Poussez la porte de ce livre, le premier d’un jeune auteur, entrez ! Cela ne manquera pas, dès les premières phrases, vous serez saisi par la netteté de l’écriture : comme un habit coupé avec soin, la langue tombe bien, ses plis sont justes.
Une succession de courts chapitres met en place avec une grande liberté les éléments d’un récit minimal. Penché sur sa propre mémoire, un jeune homme qui ne trouve pas sa place dans l’amour simple, l’amour de la vie à deux, se faufile sur les traces d’une jeune femme mystérieuse, presque une étoile filante : « la petite gitane ». Encore la narration n’est-elle pas ici l’essentiel. C’est l’évocation qui importe. Des amorces, des flashs et des invites méditatives rythment et organisent ce livre. A travers une succession de bribes allègres ou amères, la prose poétique se montre accueillante aux images du passé, en même temps qu’aux « fragments d’un discours amoureux ».
Stéphane Lambion, Bleue et je te veux bleue, Collection Pioche, Mars 2019, 96 pages, 15 euros.
N’est-ce pas en pointillés que l’on aime, ou plutôt que l’on vit l’amour et ses secousses : désirer, se rapprocher, douter, s’éloigner, se perdre, se retrouver peut-être ? Il y a là une étrange chorégraphie, une succession de pas de danse, de chemins cherchés ou perdus sur la carte de la tendresse.
Sous la plume de Stéphane Lambion, la mémoire de la vie amoureuse aimante la limaille des phrases. Cela ne tient pas seulement au fait que l’amour se plaît aux discours : il est par définition foncièrement langage, jusque dans ses silences. Lorsqu’une histoire s’achève, les mots s’en donnent à cœur joie pour tirer sournoisement sur les fils du tissu lyrique qui s’est déchiré…
Le narrateur, ou plutôt le sujet lyrique de ce livre qui oscille entre récit et poèmes en prose, a un côté « Petit-Prince-qui-aurait-grandi », avec d’autres soucis que le mouton et la fleur, de nouvelles silhouettes à dessiner, réelles ou rêvées, peu importe… Il marche dans les pas de son amour, engagé dans une course étrange où il s’agit aussi bien de rattraper ce que l’on a perdu que de se rejoindre soi-même.
Au service de cette quête singulière, l’écriture se fait d’un même geste réminiscence et recherche. Sa trajectoire est aussi bien de découverte que de retrouvailles : une éducation sentimentale fait mine de s’accomplir. Oscillant entre le tendre et le bizarre, le ludique et le déroutant, le désabusé et le malheureux, l’autodérision et la gaîté, la langue qui se plaît à elle-même jouit autant de ses aptitudes que de ses reflets.

_Exercice_
Reprenez mot pour mot le passage du compte rendu qui débute aux mots « Stéphane Lambion, Bleue » et s'arrête après « de la tendresse. ».

_Données fournies_
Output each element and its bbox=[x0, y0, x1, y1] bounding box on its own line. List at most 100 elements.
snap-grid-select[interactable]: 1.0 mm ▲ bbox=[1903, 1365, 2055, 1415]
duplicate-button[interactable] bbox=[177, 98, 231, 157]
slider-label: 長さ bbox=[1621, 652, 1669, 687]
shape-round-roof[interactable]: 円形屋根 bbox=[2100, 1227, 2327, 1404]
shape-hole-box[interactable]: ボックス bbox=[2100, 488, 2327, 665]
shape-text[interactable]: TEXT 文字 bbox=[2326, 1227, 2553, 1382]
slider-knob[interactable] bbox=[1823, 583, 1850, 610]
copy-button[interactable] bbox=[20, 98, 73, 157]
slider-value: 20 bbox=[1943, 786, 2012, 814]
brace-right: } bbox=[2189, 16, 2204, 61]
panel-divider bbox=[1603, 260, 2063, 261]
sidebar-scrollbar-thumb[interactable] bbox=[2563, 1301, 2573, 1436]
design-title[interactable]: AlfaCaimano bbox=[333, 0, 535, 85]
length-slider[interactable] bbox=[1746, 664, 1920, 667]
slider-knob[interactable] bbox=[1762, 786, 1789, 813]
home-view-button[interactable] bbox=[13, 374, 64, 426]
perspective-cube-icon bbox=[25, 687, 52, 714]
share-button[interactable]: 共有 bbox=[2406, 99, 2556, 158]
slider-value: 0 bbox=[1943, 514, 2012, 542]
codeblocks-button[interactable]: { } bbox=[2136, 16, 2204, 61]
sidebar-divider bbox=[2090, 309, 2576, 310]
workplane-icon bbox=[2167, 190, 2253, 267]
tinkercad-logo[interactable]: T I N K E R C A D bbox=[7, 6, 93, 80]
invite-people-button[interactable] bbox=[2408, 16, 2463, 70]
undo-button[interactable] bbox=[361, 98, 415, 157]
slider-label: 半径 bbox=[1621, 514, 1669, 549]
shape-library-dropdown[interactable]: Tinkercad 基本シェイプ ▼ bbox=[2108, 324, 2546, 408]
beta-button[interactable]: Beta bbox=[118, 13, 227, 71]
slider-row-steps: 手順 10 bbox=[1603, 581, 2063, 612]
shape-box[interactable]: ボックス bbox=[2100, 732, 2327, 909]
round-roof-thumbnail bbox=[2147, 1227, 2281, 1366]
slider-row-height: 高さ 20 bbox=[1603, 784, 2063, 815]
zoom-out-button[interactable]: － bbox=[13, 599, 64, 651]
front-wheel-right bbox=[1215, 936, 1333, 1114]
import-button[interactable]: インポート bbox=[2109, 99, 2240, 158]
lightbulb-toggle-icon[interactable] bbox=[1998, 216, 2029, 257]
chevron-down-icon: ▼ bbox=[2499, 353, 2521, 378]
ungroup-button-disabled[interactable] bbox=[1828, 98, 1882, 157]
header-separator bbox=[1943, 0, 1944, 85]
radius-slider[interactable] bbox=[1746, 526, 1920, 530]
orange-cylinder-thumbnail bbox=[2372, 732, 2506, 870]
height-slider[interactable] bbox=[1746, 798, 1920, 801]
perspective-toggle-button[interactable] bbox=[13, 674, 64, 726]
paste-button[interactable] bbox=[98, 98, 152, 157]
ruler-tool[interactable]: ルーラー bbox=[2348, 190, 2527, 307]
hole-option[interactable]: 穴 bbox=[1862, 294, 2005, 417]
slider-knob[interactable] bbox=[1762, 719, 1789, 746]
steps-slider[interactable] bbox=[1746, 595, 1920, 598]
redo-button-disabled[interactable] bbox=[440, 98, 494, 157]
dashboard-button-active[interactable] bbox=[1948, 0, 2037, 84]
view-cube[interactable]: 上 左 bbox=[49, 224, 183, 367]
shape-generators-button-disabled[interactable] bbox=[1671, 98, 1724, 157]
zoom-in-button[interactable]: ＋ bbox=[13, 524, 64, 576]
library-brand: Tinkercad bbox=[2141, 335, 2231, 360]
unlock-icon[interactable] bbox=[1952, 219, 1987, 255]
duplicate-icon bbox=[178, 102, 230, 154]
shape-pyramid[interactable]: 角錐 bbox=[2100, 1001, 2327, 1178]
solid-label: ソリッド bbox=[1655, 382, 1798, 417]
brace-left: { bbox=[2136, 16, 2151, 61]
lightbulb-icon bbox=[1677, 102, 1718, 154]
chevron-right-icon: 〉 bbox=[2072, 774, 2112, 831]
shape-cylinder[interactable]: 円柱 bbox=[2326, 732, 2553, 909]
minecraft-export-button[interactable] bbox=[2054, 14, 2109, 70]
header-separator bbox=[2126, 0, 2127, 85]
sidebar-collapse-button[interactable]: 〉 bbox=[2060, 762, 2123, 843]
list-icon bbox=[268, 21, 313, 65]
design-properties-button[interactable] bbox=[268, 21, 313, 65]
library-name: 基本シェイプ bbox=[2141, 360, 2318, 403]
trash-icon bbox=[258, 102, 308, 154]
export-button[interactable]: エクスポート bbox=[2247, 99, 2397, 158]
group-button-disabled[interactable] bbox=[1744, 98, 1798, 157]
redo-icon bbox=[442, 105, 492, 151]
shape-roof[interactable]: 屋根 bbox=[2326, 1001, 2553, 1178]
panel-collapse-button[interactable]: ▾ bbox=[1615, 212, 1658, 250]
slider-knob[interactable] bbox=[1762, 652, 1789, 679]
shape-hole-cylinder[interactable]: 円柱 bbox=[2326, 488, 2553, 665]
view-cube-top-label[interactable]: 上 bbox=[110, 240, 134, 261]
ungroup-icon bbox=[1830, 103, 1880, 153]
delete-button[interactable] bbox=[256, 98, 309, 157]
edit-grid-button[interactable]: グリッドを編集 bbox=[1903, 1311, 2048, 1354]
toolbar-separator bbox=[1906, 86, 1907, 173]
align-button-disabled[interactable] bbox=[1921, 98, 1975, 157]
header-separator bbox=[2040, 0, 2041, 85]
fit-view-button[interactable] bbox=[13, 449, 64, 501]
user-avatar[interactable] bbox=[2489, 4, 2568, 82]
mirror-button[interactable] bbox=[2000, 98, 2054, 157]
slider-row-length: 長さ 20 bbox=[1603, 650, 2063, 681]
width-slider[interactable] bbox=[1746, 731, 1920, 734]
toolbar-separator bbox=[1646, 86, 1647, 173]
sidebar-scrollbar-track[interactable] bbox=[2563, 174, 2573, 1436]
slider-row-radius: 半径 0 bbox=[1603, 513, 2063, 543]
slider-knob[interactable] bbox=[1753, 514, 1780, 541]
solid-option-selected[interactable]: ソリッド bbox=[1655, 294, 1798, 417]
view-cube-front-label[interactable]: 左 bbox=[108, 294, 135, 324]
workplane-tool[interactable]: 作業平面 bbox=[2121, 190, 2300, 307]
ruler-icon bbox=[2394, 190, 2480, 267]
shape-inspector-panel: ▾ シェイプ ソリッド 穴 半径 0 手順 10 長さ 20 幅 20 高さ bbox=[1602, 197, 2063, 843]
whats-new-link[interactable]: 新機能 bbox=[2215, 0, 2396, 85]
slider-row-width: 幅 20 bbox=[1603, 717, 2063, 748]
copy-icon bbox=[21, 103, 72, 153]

_Corrigé_
Stéphane Lambion, Bleue et je te veux bleue, Collection Pioche, Mars 2019, 96 pages, 15 euros.
N’est-ce pas en pointillés que l’on aime, ou plutôt que l’on vit l’amour et ses secousses : désirer, se rapprocher, douter, s’éloigner, se perdre, se retrouver peut-être ? Il y a là une étrange chorégraphie, une succession de pas de danse, de chemins cherchés ou perdus sur la carte de la tendresse.